──────── Provided text ────────

Self-Serving Bias in Poker

Self-serving bias – the tendency to attribute success to internal or personal factors but attribute failure to situational factors beyond our control.

You ever notice how people who are late never say ,”Sorry I’m late. I’m lazy and irresponsible.” No. They say, “It was raining.” or “My alarm didn’t go off.” or “Traffic was awful today!” People will use any excuse to try and dodge failure. When failure occurs, they want it to seem like they had as little control over the outcome as possible. By rejecting that they had causal influence, they also reject the blame that would come along with it. How could someone be responsible for a state of affairs they couldn’t even influence? This wouldn’t be so bad, but people actually believe the excuses they’re giving others. It’s not an excuse to them — it’s the truth.

You know that little voice in your head that immediately and automatically offers excuses when things go wrong? That’s your self-serving bias. It reliably searches out the best excuse and presents that to your higher mind as the most likely reason why failure occurred. It happens in an instant — too quick to notice. And if your mind doesn’t believe the reason right away, it will keep repeating it to you as many times as it needs to. Eventually, it will convince you that it must be the truth. It’s our minds way of shielding us from outside consequences but also to protect our psyches from the pain of being failures.

What’s the harm in not wanting to feel like a failure? Isn’t it good to feel good about yourself? To a degree, yes. But the problem with avoiding this sort of pain is that it only insures that whatever influence you did have over the situation will never come to bear in preventing failures in the future. How can you improve your behavior if you don’t believe you have control over the outcome?

Much as in life, when people get beat in poker, they rarely accept responsibility. When they lose, instead of immediately saying to themselves, “How could I have played better?”, they instead have a deeply emotional reaction. Anger highjacks them and their self-serving bias kicks into high-gear. A reasonable sounding story bubbles out of their subconscious for why they’re blameless. In poker, the standard outside circumstance is luck. “I played it perfect but got unlucky!” Others will actually blame their opponents when they lose. “I bet all-in but this idiot called me!” or even “What a horrible call! Stupid donk!”

If you make excuses for your failures in poker, you can’t get better. All growth ceases and your game stops improving. How could it? If you listen to your self-serving bias, you’ll already know that there’s nothing you can do to improve your outcomes when you lose.

For now, just know that self-serving bias is your main opponent in poker (and not the others sitting with you at the table). In my next post, I’ll be detailing how to correct for this bias. As you learn to overcome self-serving bias in poker, you’ll also begin to see parallels to real life and learn to generalize this solution to other situations as well.

This entry was posted in cognitive biases and tagged , , . Bookmark the permalink.

6 Responses to Self-Serving Bias in Poker

  1. Divide says:

    That’s strange. I seem to have an exactly opposite bias, ie. I tend to attribute failure to internal or personal factors but attribute success to situational factors beyond my own control. Any thoughts on how to correct for that?

────────

**Aim of the task**: Copy the passage on self-serving bias word for word, starting at "This entry was" and ending at "correct for that?". Rely only on the passage on self-serving bias, with no outside knowledge.

──────── Record list ────────

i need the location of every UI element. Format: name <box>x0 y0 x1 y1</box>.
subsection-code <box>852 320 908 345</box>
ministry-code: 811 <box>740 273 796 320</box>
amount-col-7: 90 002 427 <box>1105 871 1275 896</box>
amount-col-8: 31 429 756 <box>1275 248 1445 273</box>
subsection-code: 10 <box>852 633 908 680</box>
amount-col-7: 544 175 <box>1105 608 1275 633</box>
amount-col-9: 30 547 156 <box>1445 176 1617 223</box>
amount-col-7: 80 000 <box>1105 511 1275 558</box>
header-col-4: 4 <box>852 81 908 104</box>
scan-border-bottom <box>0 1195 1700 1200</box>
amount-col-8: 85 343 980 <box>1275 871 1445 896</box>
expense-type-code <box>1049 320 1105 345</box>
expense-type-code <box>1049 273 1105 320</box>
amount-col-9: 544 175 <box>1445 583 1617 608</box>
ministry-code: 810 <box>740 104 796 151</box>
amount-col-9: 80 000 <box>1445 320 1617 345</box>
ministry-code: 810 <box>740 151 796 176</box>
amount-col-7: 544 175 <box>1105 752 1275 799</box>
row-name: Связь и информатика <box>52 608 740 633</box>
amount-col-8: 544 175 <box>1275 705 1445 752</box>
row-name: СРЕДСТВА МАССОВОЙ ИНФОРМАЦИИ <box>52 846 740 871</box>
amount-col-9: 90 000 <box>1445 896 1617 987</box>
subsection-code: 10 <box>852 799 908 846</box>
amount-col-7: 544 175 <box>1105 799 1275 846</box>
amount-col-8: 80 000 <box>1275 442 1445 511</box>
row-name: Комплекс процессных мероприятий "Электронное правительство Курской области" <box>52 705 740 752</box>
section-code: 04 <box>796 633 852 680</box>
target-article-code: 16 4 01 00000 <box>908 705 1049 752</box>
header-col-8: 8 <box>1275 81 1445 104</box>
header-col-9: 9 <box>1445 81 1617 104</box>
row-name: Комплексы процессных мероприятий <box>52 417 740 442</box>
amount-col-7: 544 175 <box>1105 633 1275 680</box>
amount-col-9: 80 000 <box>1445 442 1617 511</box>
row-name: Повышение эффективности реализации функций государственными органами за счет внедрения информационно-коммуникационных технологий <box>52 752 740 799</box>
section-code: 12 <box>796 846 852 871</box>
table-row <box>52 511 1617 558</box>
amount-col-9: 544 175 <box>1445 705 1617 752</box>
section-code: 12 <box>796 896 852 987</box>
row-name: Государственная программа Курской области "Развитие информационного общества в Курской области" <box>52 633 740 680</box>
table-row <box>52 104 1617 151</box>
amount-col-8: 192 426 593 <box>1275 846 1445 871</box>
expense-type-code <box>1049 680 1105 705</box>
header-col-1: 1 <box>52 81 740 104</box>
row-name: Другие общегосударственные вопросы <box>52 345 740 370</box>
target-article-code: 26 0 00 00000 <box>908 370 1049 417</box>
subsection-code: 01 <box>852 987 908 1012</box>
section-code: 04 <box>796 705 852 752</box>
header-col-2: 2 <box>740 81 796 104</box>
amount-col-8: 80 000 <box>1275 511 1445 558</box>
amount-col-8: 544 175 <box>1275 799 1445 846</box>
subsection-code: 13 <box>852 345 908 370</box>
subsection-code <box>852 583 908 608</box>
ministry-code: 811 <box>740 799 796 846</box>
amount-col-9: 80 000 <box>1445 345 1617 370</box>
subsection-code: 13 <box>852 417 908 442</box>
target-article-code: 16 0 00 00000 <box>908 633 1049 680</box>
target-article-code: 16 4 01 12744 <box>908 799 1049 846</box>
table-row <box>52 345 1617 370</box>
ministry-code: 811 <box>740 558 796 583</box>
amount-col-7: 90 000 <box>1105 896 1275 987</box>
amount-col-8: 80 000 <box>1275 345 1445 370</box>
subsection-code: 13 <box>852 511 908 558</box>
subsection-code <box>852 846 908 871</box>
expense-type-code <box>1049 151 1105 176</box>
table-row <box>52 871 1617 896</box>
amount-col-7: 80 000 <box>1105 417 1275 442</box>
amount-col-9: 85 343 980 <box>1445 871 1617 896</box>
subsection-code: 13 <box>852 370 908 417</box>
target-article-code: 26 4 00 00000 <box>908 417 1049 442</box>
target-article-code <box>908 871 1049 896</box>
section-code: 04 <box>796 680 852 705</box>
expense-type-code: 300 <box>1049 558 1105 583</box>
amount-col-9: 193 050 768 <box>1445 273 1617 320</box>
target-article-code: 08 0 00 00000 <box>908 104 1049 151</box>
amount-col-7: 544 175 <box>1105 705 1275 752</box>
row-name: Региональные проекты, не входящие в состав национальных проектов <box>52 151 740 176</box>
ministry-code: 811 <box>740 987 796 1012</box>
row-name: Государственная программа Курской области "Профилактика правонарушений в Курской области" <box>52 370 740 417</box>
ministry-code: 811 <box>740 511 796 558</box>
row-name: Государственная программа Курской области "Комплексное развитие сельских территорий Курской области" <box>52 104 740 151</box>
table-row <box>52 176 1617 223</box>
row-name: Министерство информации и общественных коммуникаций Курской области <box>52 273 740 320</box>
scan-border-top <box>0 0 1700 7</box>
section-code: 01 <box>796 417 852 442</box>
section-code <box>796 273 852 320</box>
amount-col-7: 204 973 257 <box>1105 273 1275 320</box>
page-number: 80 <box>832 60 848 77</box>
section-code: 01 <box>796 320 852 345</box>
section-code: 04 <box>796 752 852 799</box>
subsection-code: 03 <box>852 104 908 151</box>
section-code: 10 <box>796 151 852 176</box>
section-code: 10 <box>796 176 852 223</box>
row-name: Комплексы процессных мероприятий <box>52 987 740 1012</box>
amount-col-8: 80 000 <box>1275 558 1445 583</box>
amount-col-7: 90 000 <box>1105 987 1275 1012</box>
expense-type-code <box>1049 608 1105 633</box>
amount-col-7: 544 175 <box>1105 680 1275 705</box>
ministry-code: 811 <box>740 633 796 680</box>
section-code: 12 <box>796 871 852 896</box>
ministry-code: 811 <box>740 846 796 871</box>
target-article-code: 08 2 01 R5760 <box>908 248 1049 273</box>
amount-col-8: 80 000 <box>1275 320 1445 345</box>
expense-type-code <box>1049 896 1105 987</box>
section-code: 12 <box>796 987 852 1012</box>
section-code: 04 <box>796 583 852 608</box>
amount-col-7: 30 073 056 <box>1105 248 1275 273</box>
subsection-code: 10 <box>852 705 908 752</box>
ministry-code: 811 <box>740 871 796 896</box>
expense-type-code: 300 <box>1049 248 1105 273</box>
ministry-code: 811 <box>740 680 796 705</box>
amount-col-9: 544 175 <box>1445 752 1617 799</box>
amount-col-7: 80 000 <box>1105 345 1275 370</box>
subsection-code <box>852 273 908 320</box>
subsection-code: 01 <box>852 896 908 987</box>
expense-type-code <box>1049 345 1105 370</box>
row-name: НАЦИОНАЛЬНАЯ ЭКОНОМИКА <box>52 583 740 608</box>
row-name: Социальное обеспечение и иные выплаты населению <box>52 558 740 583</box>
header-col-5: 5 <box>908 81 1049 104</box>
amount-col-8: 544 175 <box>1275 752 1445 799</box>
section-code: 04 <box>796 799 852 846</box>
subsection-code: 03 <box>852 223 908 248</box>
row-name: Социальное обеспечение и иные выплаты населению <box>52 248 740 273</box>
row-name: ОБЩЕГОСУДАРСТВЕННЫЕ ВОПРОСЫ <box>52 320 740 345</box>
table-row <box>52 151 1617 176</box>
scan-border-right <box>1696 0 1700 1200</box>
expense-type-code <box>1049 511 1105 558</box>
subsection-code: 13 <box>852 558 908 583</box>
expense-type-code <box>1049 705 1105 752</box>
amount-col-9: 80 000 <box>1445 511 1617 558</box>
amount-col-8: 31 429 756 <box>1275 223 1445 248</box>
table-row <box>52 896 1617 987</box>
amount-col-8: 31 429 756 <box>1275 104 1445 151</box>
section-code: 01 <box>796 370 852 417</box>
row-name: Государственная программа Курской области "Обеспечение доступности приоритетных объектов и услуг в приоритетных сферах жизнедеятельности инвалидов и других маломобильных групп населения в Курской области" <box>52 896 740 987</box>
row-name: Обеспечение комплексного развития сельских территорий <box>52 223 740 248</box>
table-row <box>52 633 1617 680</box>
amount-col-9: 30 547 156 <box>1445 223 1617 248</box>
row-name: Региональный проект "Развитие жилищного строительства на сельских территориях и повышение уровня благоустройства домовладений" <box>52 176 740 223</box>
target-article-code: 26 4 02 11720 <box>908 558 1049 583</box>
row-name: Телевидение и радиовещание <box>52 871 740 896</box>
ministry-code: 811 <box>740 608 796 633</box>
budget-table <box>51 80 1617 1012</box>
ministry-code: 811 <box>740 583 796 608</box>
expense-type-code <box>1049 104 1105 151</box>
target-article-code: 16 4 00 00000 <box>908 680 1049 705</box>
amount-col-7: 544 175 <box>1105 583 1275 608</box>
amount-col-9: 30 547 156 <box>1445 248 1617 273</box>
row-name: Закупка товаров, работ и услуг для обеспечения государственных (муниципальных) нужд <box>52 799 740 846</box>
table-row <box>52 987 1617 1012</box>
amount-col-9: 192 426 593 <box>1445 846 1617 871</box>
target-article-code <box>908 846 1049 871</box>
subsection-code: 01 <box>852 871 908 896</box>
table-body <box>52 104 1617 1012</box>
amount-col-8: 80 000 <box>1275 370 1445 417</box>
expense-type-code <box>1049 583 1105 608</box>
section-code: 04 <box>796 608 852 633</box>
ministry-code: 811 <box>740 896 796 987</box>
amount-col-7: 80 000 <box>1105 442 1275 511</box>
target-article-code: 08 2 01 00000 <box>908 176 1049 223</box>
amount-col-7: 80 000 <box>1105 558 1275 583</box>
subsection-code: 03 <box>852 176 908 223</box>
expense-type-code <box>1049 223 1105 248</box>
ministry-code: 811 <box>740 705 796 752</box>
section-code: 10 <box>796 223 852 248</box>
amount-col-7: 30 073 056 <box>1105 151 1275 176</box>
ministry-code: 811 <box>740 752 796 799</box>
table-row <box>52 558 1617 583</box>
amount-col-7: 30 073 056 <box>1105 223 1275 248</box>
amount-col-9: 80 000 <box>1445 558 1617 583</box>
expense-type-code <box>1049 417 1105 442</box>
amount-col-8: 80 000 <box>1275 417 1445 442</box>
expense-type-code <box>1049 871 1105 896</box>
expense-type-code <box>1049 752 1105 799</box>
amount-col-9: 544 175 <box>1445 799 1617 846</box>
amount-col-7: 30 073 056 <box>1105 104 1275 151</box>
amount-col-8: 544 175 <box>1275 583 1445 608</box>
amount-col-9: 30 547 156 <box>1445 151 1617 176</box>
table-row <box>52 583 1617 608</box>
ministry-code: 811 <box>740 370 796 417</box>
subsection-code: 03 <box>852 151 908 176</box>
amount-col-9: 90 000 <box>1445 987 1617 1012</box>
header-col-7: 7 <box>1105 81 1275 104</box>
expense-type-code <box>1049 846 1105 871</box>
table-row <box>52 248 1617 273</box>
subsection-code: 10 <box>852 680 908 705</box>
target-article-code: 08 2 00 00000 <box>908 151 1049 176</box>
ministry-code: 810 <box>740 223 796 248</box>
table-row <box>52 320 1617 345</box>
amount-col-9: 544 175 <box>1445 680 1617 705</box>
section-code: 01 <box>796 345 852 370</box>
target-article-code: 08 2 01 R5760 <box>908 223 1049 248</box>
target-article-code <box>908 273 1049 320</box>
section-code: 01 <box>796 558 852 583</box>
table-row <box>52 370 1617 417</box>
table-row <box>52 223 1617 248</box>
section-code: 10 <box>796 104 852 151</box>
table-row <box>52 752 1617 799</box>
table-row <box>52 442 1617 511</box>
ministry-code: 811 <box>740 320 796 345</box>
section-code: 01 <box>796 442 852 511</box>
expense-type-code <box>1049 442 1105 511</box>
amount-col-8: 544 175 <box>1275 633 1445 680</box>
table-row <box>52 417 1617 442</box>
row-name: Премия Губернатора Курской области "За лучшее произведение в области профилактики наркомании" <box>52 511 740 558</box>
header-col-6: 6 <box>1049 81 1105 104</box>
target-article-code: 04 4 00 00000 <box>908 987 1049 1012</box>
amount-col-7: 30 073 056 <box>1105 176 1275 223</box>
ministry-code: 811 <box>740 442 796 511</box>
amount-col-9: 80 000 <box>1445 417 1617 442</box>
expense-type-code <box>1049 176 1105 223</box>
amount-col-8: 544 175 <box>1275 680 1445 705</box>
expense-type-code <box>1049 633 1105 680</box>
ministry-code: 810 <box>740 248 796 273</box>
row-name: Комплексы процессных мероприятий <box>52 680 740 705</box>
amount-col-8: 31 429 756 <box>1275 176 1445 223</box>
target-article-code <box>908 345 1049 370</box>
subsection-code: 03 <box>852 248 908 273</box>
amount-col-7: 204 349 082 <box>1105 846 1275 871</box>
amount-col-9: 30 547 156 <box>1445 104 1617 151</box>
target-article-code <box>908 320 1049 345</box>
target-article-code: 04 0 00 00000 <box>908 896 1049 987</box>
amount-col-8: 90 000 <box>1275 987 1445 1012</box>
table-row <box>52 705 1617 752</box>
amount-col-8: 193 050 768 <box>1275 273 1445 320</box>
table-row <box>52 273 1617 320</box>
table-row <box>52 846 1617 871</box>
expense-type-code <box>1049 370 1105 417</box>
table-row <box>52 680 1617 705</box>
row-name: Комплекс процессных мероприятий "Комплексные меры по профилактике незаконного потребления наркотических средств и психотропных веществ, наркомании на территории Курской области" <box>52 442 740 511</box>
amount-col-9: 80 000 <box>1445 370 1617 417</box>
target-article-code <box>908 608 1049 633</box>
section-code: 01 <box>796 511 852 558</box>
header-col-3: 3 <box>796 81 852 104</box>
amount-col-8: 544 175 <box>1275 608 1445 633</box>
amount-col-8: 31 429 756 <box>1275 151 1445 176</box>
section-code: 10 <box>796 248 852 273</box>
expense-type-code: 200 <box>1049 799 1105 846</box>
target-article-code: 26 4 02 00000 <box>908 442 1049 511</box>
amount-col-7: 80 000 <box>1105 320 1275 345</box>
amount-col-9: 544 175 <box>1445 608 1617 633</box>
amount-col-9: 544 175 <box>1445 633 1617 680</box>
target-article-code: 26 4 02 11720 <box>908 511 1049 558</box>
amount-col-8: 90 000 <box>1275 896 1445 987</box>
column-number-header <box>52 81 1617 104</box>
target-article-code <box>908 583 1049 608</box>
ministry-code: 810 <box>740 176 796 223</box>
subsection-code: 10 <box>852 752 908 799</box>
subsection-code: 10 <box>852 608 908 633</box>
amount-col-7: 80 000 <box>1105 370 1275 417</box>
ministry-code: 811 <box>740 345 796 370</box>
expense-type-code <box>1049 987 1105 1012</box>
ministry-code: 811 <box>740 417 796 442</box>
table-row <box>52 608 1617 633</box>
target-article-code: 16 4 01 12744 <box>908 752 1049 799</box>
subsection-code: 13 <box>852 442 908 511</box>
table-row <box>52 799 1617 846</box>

────────

**Final answer**:
This entry was posted in cognitive biases and tagged , , . Bookmark the permalink.

6 Responses to Self-Serving Bias in Poker

  1. Divide says:

    That’s strange. I seem to have an exactly opposite bias, ie. I tend to attribute failure to internal or personal factors but attribute success to situational factors beyond my own control. Any thoughts on how to correct for that?